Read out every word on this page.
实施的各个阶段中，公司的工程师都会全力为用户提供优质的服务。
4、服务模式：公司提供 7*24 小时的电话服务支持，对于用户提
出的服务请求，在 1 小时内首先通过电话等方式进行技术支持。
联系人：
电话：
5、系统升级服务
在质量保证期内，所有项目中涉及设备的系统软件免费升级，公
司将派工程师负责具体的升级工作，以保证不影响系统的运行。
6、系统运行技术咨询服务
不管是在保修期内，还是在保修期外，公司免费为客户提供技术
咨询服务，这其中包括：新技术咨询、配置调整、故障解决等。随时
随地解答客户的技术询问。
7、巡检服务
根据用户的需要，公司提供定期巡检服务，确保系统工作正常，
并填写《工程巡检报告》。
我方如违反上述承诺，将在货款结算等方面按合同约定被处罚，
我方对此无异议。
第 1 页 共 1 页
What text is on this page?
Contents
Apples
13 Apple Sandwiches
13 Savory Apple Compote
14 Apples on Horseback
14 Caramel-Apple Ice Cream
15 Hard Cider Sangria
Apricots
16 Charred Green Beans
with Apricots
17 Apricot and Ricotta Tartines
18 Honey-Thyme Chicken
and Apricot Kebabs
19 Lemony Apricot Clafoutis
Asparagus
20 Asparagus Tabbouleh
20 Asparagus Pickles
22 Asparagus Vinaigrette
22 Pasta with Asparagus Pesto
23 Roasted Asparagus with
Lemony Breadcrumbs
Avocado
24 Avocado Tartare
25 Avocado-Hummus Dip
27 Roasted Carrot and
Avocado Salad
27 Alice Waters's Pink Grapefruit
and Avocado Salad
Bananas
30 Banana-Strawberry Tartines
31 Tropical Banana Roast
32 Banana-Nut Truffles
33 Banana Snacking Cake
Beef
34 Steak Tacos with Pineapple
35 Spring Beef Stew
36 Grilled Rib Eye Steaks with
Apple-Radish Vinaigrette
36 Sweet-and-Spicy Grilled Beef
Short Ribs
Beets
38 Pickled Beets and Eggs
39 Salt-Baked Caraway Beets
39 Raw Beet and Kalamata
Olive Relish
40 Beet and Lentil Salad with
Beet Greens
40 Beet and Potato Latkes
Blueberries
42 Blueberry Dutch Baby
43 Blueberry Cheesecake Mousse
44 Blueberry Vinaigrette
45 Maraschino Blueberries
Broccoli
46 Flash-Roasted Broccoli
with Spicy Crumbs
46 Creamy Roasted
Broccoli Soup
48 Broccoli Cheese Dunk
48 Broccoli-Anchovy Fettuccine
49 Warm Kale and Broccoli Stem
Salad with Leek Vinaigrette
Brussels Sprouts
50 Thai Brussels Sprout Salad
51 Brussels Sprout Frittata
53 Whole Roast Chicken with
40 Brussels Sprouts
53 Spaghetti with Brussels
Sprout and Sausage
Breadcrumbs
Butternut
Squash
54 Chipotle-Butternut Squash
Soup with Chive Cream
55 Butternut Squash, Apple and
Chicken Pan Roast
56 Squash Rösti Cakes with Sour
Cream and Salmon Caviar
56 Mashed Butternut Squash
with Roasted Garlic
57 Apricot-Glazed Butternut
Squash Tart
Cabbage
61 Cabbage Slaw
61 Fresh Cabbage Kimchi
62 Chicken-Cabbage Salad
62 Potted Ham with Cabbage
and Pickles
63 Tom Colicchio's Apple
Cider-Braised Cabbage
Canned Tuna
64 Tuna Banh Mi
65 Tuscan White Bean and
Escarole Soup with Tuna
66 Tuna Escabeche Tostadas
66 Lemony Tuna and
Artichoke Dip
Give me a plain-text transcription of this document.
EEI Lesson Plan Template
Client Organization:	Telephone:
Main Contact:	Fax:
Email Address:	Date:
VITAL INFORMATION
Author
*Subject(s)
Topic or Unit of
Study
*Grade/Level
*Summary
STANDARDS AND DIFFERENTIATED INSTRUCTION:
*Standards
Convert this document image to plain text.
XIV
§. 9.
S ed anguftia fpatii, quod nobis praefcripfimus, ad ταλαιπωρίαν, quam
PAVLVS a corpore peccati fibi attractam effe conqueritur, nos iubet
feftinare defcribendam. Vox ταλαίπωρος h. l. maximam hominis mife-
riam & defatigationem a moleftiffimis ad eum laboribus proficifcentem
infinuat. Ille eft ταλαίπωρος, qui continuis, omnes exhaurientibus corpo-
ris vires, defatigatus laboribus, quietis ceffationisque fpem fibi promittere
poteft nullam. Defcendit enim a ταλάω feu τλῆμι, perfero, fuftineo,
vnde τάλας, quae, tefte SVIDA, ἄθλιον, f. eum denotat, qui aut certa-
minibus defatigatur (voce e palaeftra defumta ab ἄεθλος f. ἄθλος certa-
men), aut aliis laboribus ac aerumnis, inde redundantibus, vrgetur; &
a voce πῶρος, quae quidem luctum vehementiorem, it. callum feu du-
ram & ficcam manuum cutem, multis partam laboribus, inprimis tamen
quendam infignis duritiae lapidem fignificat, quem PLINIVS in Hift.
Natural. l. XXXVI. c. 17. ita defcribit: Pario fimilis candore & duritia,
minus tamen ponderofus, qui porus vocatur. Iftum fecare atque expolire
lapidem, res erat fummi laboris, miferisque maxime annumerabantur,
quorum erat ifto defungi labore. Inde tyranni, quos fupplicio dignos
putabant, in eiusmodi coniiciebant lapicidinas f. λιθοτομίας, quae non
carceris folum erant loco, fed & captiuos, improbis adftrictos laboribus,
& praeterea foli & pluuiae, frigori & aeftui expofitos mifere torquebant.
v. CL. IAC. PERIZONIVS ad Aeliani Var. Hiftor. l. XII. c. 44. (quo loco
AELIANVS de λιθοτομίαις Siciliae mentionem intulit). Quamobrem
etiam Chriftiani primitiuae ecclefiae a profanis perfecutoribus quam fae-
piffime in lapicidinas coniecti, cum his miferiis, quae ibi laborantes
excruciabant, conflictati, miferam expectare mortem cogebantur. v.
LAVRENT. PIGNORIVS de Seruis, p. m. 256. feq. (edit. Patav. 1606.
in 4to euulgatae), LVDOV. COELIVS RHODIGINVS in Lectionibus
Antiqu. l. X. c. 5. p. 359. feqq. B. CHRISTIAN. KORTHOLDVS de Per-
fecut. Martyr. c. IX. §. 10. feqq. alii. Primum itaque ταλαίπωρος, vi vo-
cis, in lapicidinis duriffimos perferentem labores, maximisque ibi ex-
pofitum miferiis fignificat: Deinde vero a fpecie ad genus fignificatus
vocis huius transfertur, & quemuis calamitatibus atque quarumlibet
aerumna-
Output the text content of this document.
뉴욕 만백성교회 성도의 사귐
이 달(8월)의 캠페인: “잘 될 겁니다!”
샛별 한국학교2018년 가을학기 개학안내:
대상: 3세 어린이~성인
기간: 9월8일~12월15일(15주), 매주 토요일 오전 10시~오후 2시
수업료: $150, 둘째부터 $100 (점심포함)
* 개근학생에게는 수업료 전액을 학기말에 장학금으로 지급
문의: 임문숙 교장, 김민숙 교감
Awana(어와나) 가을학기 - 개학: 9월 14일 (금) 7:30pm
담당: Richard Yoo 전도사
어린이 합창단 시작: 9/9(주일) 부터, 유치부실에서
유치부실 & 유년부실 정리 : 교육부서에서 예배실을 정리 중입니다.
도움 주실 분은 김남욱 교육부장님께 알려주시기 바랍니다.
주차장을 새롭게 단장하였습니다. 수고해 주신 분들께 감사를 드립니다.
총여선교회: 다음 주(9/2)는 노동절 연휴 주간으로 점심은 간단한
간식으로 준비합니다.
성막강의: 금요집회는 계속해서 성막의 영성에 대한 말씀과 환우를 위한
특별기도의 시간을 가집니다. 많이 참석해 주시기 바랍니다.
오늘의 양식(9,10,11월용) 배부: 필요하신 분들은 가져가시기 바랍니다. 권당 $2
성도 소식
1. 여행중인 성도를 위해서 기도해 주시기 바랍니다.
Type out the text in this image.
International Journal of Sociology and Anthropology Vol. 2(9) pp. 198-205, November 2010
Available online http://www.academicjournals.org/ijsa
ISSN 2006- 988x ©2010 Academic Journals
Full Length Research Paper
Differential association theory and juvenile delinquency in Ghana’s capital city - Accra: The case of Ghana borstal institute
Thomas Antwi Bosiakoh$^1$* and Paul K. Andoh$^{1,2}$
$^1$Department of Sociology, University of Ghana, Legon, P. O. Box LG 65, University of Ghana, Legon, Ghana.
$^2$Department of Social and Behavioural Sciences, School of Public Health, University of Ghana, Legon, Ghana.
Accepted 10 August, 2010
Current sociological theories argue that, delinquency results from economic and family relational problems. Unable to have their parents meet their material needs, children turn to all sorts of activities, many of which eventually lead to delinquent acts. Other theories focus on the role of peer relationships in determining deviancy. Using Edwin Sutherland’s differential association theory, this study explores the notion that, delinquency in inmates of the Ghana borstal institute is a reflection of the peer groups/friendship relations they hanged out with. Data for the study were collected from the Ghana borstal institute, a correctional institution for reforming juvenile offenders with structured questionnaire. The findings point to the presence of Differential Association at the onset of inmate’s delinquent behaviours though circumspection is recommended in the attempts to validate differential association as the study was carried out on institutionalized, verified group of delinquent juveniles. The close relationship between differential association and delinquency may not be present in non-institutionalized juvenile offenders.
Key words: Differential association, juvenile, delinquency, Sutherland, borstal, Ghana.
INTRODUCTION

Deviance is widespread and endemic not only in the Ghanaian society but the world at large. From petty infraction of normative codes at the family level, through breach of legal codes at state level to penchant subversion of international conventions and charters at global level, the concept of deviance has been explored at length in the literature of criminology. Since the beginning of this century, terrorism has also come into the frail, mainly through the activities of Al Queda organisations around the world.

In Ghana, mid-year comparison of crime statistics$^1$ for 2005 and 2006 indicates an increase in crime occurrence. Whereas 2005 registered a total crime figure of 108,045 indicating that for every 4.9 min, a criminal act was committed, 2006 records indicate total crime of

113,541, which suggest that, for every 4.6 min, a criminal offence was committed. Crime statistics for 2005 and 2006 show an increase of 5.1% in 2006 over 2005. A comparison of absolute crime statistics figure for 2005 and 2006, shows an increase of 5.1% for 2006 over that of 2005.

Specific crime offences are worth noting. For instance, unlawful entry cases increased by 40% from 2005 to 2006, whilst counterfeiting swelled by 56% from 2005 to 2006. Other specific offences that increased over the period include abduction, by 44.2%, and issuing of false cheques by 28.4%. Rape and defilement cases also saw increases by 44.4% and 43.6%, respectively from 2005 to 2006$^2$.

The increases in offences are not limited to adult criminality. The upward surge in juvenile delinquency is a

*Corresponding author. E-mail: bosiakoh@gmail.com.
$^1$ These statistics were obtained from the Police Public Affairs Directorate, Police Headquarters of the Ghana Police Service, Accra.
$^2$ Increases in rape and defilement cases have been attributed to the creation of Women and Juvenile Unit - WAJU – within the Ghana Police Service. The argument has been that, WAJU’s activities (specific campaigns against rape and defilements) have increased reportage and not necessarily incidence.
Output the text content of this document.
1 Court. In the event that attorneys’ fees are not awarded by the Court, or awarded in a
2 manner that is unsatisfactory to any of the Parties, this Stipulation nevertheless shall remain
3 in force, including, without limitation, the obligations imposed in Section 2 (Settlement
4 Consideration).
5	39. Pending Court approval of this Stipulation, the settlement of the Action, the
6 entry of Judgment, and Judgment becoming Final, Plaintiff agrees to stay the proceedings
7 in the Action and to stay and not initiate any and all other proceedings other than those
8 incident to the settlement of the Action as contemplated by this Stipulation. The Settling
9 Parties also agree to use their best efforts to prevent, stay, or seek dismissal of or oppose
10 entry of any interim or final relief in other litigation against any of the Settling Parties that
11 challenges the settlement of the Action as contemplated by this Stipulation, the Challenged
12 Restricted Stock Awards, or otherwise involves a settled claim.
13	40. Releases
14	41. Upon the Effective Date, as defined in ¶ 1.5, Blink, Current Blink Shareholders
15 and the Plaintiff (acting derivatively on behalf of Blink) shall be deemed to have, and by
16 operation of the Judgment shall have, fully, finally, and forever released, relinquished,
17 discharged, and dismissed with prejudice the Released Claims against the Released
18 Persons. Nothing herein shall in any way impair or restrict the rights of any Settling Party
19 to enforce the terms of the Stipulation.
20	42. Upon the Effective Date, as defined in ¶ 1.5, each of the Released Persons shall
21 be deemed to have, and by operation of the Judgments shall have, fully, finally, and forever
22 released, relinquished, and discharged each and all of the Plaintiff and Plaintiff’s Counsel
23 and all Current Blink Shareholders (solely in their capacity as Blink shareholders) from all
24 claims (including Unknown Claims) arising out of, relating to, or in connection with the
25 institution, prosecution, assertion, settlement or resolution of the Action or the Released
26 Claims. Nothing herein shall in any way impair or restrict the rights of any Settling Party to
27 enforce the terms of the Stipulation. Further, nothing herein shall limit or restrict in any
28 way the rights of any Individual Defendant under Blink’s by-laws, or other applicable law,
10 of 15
———
-- Short problem --
Search the entries for the word "Upon", then gather every line that has it.

-- Expected output --
14	41. Upon the Effective Date, as defined in ¶ 1.5, Blink, Current Blink Shareholders
20	42. Upon the Effective Date, as defined in ¶ 1.5, each of the Released Persons shall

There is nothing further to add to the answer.